:: Records shown ::

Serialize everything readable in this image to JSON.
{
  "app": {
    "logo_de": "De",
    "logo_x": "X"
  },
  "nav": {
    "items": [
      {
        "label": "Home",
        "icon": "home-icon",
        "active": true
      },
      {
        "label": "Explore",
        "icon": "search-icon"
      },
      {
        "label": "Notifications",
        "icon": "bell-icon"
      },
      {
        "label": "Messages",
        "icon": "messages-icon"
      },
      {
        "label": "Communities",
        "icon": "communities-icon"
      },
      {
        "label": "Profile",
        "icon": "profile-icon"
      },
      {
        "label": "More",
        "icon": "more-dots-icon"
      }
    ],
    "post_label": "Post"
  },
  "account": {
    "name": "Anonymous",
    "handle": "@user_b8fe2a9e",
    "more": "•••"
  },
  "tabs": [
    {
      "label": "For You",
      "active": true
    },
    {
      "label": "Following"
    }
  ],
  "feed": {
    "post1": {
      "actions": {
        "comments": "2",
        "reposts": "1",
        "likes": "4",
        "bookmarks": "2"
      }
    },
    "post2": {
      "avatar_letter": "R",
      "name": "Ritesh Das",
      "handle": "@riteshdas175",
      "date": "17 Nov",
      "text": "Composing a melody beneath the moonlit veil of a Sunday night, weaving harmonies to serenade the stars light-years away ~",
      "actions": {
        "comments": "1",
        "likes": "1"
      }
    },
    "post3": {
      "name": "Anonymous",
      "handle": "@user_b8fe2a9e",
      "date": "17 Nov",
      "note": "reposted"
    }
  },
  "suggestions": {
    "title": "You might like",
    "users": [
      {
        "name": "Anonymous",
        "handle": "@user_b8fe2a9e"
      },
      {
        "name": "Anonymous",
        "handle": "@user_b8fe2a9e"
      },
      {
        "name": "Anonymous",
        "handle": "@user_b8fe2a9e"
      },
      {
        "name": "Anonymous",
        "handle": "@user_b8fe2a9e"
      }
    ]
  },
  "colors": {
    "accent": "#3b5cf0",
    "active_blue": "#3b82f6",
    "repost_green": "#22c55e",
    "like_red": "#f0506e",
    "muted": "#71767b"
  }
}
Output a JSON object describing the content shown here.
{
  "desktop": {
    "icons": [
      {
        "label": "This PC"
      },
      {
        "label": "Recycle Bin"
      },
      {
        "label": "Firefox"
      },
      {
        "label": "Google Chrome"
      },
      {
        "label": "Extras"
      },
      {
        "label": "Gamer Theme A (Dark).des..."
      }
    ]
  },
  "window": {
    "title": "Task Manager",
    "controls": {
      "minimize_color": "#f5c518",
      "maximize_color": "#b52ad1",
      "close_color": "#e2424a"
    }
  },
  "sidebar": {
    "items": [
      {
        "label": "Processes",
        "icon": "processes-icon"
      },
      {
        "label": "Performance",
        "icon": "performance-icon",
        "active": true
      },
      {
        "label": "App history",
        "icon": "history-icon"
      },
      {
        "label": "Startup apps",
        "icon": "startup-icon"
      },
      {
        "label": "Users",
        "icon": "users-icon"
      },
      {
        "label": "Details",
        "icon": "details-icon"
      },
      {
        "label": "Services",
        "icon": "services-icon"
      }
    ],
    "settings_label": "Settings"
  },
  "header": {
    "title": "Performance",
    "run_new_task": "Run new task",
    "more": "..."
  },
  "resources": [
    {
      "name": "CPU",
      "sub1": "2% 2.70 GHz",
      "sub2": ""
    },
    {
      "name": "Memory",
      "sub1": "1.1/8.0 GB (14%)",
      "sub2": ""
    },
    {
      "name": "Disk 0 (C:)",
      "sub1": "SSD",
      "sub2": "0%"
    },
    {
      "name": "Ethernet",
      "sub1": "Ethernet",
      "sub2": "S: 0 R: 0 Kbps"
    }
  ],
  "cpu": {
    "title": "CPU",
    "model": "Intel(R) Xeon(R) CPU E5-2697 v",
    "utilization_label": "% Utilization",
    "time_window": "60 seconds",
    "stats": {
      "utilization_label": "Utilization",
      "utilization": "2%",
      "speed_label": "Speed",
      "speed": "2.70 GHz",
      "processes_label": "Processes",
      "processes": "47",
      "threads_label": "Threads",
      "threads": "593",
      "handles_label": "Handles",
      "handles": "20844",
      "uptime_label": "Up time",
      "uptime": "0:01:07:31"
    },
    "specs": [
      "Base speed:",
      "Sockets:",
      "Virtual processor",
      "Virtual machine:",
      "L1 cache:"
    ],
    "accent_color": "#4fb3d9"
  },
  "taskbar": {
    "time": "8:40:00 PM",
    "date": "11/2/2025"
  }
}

:::

Your objective:
Take each line of the material that contains the word "history" and list it.

Exercise response:
        "label": "App history",
        "icon": "history-icon"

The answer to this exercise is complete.